**WRITTEN INSTRUCTION:** Look through the material below, count the lines containing the word "handle", and state only the count.

Stored items from a collection:
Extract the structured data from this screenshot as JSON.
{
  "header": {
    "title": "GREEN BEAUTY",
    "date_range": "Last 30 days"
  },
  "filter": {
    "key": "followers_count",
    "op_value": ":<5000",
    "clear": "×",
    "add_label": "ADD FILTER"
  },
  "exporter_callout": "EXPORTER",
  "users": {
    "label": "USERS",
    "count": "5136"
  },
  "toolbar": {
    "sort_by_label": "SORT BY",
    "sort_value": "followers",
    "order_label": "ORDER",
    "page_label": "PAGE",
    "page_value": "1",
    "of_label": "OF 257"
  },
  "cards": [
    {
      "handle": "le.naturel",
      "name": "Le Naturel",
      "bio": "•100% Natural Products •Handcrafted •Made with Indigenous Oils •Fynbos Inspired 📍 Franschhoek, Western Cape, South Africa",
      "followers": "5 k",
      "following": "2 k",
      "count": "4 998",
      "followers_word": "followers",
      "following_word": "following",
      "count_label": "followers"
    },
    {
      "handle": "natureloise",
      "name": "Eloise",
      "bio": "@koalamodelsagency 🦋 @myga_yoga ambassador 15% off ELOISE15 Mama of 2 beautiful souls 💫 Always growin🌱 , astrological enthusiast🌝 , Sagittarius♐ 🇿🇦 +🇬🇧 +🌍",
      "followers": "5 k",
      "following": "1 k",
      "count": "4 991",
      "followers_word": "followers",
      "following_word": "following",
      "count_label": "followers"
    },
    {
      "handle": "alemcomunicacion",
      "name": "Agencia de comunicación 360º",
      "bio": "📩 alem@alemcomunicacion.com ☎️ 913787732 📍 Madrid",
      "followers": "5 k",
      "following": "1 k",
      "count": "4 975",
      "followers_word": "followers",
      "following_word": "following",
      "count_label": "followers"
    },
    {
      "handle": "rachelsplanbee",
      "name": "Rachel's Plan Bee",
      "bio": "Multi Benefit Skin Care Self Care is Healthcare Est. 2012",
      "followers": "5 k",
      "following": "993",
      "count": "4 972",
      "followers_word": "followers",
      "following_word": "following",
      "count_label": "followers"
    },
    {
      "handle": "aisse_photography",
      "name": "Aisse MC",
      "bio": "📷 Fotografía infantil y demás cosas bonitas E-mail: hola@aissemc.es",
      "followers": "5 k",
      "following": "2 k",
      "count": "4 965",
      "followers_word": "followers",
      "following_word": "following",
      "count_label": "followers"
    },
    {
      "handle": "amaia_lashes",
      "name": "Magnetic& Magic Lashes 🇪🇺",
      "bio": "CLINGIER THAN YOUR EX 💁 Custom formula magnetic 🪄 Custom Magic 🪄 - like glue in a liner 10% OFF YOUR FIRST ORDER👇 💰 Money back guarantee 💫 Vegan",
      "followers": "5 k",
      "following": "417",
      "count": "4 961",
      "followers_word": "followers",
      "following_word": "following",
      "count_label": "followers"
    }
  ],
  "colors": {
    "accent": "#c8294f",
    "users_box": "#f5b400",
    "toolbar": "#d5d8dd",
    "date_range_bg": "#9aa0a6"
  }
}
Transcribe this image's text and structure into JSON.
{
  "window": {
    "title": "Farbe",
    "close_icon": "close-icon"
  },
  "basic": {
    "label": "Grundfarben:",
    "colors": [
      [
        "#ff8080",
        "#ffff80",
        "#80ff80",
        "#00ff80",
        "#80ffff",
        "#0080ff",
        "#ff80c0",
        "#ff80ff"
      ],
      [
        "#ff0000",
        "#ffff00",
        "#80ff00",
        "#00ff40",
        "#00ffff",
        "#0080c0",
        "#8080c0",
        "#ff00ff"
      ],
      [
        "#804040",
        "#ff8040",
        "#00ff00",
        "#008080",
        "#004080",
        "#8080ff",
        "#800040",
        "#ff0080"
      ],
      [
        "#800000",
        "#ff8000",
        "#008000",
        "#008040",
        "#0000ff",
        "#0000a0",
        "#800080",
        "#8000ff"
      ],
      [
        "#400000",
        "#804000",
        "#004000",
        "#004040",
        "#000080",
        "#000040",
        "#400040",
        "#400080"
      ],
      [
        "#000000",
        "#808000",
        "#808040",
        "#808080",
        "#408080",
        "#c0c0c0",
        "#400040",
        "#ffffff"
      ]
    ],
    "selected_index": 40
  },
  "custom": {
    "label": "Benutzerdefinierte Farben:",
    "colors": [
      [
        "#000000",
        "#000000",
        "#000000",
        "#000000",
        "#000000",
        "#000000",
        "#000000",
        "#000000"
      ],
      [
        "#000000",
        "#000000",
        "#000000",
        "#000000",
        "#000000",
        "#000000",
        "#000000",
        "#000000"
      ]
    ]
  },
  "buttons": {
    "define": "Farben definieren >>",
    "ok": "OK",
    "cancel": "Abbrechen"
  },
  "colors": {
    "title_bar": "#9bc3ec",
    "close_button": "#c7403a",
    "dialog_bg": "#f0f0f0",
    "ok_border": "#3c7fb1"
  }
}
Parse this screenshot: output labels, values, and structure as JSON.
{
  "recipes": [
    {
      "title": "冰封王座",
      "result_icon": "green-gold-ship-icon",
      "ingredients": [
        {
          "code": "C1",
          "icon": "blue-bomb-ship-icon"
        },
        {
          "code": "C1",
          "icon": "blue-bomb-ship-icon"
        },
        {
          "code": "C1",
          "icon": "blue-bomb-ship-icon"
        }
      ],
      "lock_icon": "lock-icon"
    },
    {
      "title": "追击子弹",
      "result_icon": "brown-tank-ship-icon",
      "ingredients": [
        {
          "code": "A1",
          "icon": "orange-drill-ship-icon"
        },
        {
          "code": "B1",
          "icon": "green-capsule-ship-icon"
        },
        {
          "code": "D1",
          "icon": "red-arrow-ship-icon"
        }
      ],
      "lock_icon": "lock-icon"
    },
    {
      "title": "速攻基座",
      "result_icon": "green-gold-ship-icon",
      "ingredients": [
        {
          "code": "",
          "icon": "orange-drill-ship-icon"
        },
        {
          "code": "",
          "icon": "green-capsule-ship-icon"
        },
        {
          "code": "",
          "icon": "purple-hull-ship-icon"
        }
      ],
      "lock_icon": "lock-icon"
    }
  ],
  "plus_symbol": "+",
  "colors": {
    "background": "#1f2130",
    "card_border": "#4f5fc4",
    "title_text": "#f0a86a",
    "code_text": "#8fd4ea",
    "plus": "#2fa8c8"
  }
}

**OUTPUT FOR THIS EXERCISE:** 6